>>>
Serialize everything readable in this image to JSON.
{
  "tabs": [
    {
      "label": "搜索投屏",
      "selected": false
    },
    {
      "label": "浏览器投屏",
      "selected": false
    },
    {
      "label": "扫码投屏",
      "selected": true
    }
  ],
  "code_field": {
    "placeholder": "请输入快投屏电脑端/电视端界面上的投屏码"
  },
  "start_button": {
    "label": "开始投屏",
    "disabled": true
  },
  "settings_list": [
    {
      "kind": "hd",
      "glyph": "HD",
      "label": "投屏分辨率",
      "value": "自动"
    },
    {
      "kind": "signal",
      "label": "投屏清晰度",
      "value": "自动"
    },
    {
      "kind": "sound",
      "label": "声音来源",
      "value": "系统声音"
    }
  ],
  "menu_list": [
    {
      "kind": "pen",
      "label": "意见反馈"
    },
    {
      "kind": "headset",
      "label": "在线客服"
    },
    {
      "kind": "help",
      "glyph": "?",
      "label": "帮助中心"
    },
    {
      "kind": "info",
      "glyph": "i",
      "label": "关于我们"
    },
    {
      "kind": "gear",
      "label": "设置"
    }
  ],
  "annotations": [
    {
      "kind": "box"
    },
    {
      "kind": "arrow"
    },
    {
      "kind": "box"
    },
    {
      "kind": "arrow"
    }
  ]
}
<<<
== What this task involves ==
Retype all of the data shown above, word for word.

== Correct answer ==
Serialize everything readable in this image to JSON.
{
  "tabs": [
    {
      "label": "搜索投屏",
      "selected": false
    },
    {
      "label": "浏览器投屏",
      "selected": false
    },
    {
      "label": "扫码投屏",
      "selected": true
    }
  ],
  "code_field": {
    "placeholder": "请输入快投屏电脑端/电视端界面上的投屏码"
  },
  "start_button": {
    "label": "开始投屏",
    "disabled": true
  },
  "settings_list": [
    {
      "kind": "hd",
      "glyph": "HD",
      "label": "投屏分辨率",
      "value": "自动"
    },
    {
      "kind": "signal",
      "label": "投屏清晰度",
      "value": "自动"
    },
    {
      "kind": "sound",
      "label": "声音来源",
      "value": "系统声音"
    }
  ],
  "menu_list": [
    {
      "kind": "pen",
      "label": "意见反馈"
    },
    {
      "kind": "headset",
      "label": "在线客服"
    },
    {
      "kind": "help",
      "glyph": "?",
      "label": "帮助中心"
    },
    {
      "kind": "info",
      "glyph": "i",
      "label": "关于我们"
    },
    {
      "kind": "gear",
      "label": "设置"
    }
  ],
  "annotations": [
    {
      "kind": "box"
    },
    {
      "kind": "arrow"
    },
    {
      "kind": "box"
    },
    {
      "kind": "arrow"
    }
  ]
}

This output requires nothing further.